Give an exact copy of every line, leaving images out.

※ ※ ※

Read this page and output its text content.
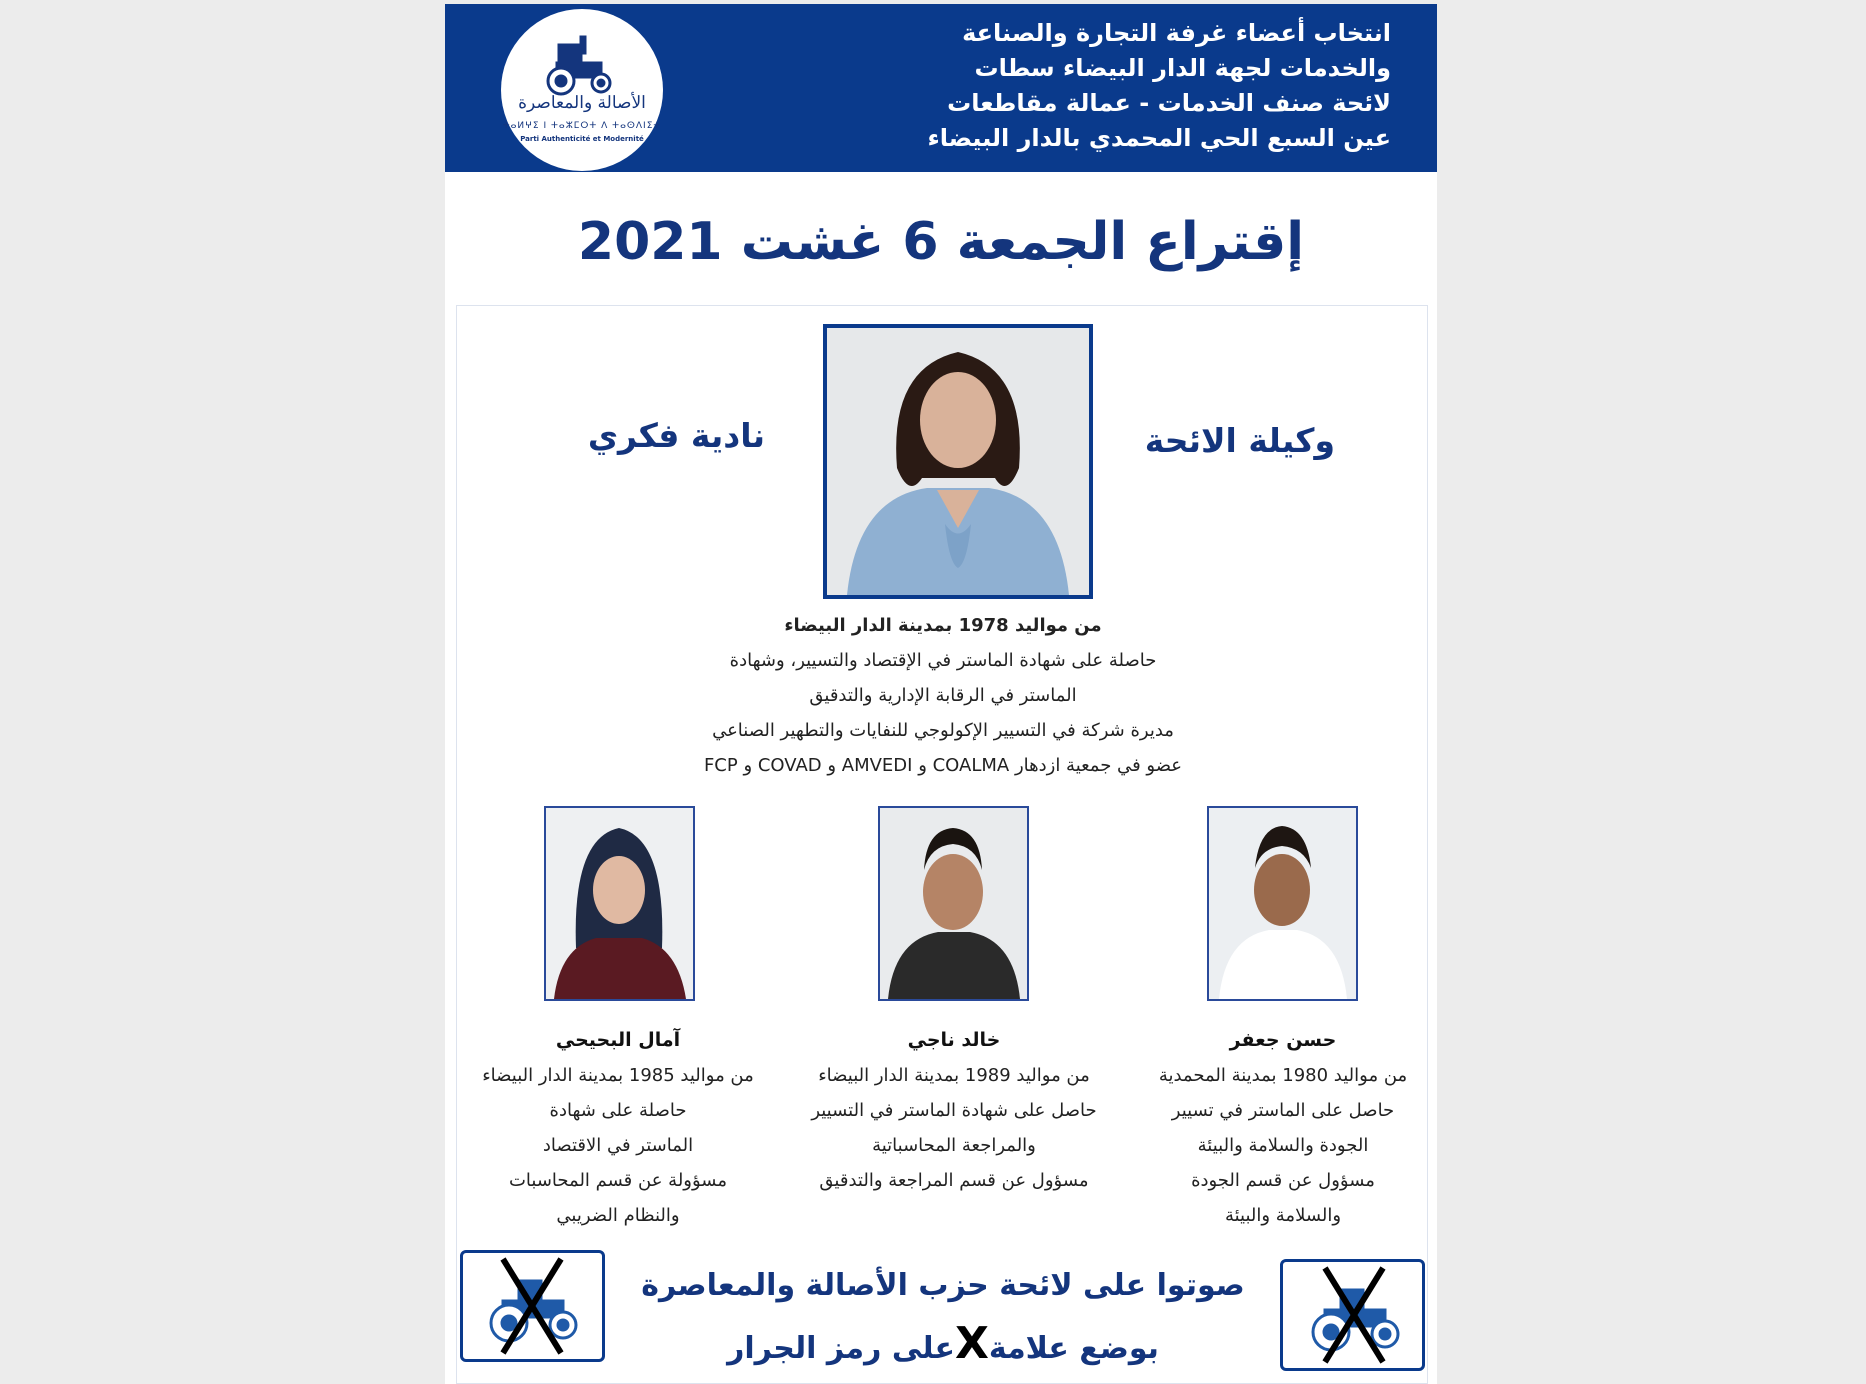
الأصالة والمعاصرة
ⵜⴰⵍⵖⵉ ⵏ ⵜⴰⵣⵎⵔⵜ ⴷ ⵜⴰⵙⴷⵏⵉⵜ
Parti Authenticité et Modernité
انتخاب أعضاء غرفة التجارة والصناعة
والخدمات لجهة الدار البيضاء سطات
لائحة صنف الخدمات - عمالة مقاطعات
عين السبع الحي المحمدي بالدار البيضاء
إقتراع الجمعة 6 غشت 2021
وكيلة الائحة
نادية فكري
من مواليد 1978 بمدينة الدار البيضاء
حاصلة على شهادة الماستر في الإقتصاد والتسيير، وشهادة
الماستر في الرقابة الإدارية والتدقيق
مديرة شركة في التسيير الإكولوجي للنفايات والتطهير الصناعي
عضو في جمعية ازدهار COALMA و AMVEDI و COVAD و FCP
حسن جعفر
من مواليد 1980 بمدينة المحمدية
حاصل على الماستر في تسيير
الجودة والسلامة والبيئة
مسؤول عن قسم الجودة
والسلامة والبيئة
خالد ناجي
من مواليد 1989 بمدينة الدار البيضاء
حاصل على شهادة الماستر في التسيير
والمراجعة المحاسباتية
مسؤول عن قسم المراجعة والتدقيق
آمال البحيحي
من مواليد 1985 بمدينة الدار البيضاء
حاصلة على شهادة
الماستر في الاقتصاد
مسؤولة عن قسم المحاسبات
والنظام الضريبي
صوتوا على لائحة حزب الأصالة والمعاصرة
بوضع علامةXعلى رمز الجرار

※ ※ ※

RESULT =
Read this page and output its text content.
الأصالة والمعاصرة
ⵜⴰⵍⵖⵉ ⵏ ⵜⴰⵣⵎⵔⵜ ⴷ ⵜⴰⵙⴷⵏⵉⵜ
Parti Authenticité et Modernité
انتخاب أعضاء غرفة التجارة والصناعة
والخدمات لجهة الدار البيضاء سطات
لائحة صنف الخدمات - عمالة مقاطعات
عين السبع الحي المحمدي بالدار البيضاء
إقتراع الجمعة 6 غشت 2021
وكيلة الائحة
نادية فكري
من مواليد 1978 بمدينة الدار البيضاء
حاصلة على شهادة الماستر في الإقتصاد والتسيير، وشهادة
الماستر في الرقابة الإدارية والتدقيق
مديرة شركة في التسيير الإكولوجي للنفايات والتطهير الصناعي
عضو في جمعية ازدهار COALMA و AMVEDI و COVAD و FCP
حسن جعفر
من مواليد 1980 بمدينة المحمدية
حاصل على الماستر في تسيير
الجودة والسلامة والبيئة
مسؤول عن قسم الجودة
والسلامة والبيئة
خالد ناجي
من مواليد 1989 بمدينة الدار البيضاء
حاصل على شهادة الماستر في التسيير
والمراجعة المحاسباتية
مسؤول عن قسم المراجعة والتدقيق
آمال البحيحي
من مواليد 1985 بمدينة الدار البيضاء
حاصلة على شهادة
الماستر في الاقتصاد
مسؤولة عن قسم المحاسبات
والنظام الضريبي
صوتوا على لائحة حزب الأصالة والمعاصرة
بوضع علامةXعلى رمز الجرار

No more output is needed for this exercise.